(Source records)
######
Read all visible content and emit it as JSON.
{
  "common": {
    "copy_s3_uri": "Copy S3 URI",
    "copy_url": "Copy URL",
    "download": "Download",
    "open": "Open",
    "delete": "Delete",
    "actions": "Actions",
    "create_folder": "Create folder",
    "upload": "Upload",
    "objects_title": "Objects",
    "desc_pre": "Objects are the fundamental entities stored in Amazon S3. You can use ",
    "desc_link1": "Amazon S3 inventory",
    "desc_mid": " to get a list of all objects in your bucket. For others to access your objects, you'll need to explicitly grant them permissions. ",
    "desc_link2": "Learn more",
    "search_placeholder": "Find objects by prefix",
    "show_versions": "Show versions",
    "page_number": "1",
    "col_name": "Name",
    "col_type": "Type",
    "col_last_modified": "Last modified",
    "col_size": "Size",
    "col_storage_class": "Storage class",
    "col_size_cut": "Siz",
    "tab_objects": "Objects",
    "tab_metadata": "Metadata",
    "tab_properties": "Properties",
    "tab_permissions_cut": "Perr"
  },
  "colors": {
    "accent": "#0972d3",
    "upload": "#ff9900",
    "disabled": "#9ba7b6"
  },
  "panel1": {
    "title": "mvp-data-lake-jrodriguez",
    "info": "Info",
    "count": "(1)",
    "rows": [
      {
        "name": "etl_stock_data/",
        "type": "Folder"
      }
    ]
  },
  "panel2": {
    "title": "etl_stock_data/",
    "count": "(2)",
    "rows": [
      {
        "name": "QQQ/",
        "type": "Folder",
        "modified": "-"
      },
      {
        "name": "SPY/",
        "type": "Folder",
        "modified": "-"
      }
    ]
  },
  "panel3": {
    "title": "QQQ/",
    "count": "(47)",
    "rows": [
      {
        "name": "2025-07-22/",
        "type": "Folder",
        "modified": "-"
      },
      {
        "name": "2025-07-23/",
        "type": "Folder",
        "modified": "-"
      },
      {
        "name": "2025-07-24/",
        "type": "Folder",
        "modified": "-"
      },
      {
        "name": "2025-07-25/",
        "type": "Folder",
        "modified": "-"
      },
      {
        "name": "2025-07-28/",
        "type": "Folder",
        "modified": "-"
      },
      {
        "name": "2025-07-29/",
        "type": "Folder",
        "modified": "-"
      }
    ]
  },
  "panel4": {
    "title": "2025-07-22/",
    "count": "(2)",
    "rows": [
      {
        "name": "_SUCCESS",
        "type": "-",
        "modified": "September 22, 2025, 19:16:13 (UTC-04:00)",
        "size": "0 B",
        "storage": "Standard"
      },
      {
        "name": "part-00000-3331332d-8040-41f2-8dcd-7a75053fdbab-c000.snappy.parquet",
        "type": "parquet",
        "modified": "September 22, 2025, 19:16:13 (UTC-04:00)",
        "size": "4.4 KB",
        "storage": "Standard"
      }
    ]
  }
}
######
- **Written exercise**: Output the records verbatim, from the first line to the last.

- **Correct response**:
Read all visible content and emit it as JSON.
{
  "common": {
    "copy_s3_uri": "Copy S3 URI",
    "copy_url": "Copy URL",
    "download": "Download",
    "open": "Open",
    "delete": "Delete",
    "actions": "Actions",
    "create_folder": "Create folder",
    "upload": "Upload",
    "objects_title": "Objects",
    "desc_pre": "Objects are the fundamental entities stored in Amazon S3. You can use ",
    "desc_link1": "Amazon S3 inventory",
    "desc_mid": " to get a list of all objects in your bucket. For others to access your objects, you'll need to explicitly grant them permissions. ",
    "desc_link2": "Learn more",
    "search_placeholder": "Find objects by prefix",
    "show_versions": "Show versions",
    "page_number": "1",
    "col_name": "Name",
    "col_type": "Type",
    "col_last_modified": "Last modified",
    "col_size": "Size",
    "col_storage_class": "Storage class",
    "col_size_cut": "Siz",
    "tab_objects": "Objects",
    "tab_metadata": "Metadata",
    "tab_properties": "Properties",
    "tab_permissions_cut": "Perr"
  },
  "colors": {
    "accent": "#0972d3",
    "upload": "#ff9900",
    "disabled": "#9ba7b6"
  },
  "panel1": {
    "title": "mvp-data-lake-jrodriguez",
    "info": "Info",
    "count": "(1)",
    "rows": [
      {
        "name": "etl_stock_data/",
        "type": "Folder"
      }
    ]
  },
  "panel2": {
    "title": "etl_stock_data/",
    "count": "(2)",
    "rows": [
      {
        "name": "QQQ/",
        "type": "Folder",
        "modified": "-"
      },
      {
        "name": "SPY/",
        "type": "Folder",
        "modified": "-"
      }
    ]
  },
  "panel3": {
    "title": "QQQ/",
    "count": "(47)",
    "rows": [
      {
        "name": "2025-07-22/",
        "type": "Folder",
        "modified": "-"
      },
      {
        "name": "2025-07-23/",
        "type": "Folder",
        "modified": "-"
      },
      {
        "name": "2025-07-24/",
        "type": "Folder",
        "modified": "-"
      },
      {
        "name": "2025-07-25/",
        "type": "Folder",
        "modified": "-"
      },
      {
        "name": "2025-07-28/",
        "type": "Folder",
        "modified": "-"
      },
      {
        "name": "2025-07-29/",
        "type": "Folder",
        "modified": "-"
      }
    ]
  },
  "panel4": {
    "title": "2025-07-22/",
    "count": "(2)",
    "rows": [
      {
        "name": "_SUCCESS",
        "type": "-",
        "modified": "September 22, 2025, 19:16:13 (UTC-04:00)",
        "size": "0 B",
        "storage": "Standard"
      },
      {
        "name": "part-00000-3331332d-8040-41f2-8dcd-7a75053fdbab-c000.snappy.parquet",
        "type": "parquet",
        "modified": "September 22, 2025, 19:16:13 (UTC-04:00)",
        "size": "4.4 KB",
        "storage": "Standard"
      }
    ]
  }
}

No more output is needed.